## start Extracted entries

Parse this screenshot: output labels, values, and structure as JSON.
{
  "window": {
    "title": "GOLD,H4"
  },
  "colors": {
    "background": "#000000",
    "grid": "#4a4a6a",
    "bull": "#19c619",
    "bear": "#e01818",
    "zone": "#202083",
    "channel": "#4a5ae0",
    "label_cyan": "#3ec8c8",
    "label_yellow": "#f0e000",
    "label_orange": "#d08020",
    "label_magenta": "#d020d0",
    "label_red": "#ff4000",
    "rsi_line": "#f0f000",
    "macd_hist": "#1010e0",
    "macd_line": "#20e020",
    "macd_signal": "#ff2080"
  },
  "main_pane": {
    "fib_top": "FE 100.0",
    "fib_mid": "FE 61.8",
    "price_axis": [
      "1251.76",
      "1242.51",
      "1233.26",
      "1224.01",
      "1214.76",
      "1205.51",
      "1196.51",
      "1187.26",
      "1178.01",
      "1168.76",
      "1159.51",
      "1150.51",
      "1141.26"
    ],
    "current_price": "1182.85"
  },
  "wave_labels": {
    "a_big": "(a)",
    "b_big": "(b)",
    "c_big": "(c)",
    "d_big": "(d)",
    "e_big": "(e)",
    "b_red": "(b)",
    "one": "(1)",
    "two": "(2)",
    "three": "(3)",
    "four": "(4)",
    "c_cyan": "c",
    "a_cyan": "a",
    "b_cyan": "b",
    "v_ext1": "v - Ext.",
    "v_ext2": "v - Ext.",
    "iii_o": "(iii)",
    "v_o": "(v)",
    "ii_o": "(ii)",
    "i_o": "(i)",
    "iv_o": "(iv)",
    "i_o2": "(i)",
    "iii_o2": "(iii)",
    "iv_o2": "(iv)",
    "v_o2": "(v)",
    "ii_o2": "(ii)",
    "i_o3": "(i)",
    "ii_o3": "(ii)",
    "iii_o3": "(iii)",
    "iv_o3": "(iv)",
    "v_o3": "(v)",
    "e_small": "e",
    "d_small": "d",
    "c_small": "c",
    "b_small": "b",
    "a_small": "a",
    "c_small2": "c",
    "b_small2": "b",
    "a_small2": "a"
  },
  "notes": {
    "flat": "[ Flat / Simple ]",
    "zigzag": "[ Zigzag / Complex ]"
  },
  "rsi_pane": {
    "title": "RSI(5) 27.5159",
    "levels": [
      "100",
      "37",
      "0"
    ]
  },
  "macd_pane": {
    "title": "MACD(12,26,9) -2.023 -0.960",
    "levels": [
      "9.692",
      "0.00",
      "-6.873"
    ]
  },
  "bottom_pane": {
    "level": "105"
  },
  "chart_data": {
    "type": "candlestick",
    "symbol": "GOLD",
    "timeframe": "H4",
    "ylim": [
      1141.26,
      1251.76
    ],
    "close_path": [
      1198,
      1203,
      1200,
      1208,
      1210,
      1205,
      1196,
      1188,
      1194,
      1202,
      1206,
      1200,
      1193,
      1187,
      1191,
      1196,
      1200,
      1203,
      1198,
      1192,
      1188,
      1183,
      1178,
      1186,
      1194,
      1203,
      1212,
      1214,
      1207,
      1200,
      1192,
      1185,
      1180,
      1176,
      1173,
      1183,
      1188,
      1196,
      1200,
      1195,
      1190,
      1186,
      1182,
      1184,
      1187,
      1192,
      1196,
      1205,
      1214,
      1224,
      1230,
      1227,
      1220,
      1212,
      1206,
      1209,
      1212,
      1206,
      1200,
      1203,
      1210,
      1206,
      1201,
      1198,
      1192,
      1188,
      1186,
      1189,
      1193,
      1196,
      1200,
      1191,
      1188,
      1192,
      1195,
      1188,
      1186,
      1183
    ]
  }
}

## end Extracted entries

* [What is expected]
Which lines hold the word "title"? Return all of them from the records above.

* [Task solution]
    "title": "GOLD,H4"
    "title": "RSI(5) 27.5159",
    "title": "MACD(12,26,9) -2.023 -0.960",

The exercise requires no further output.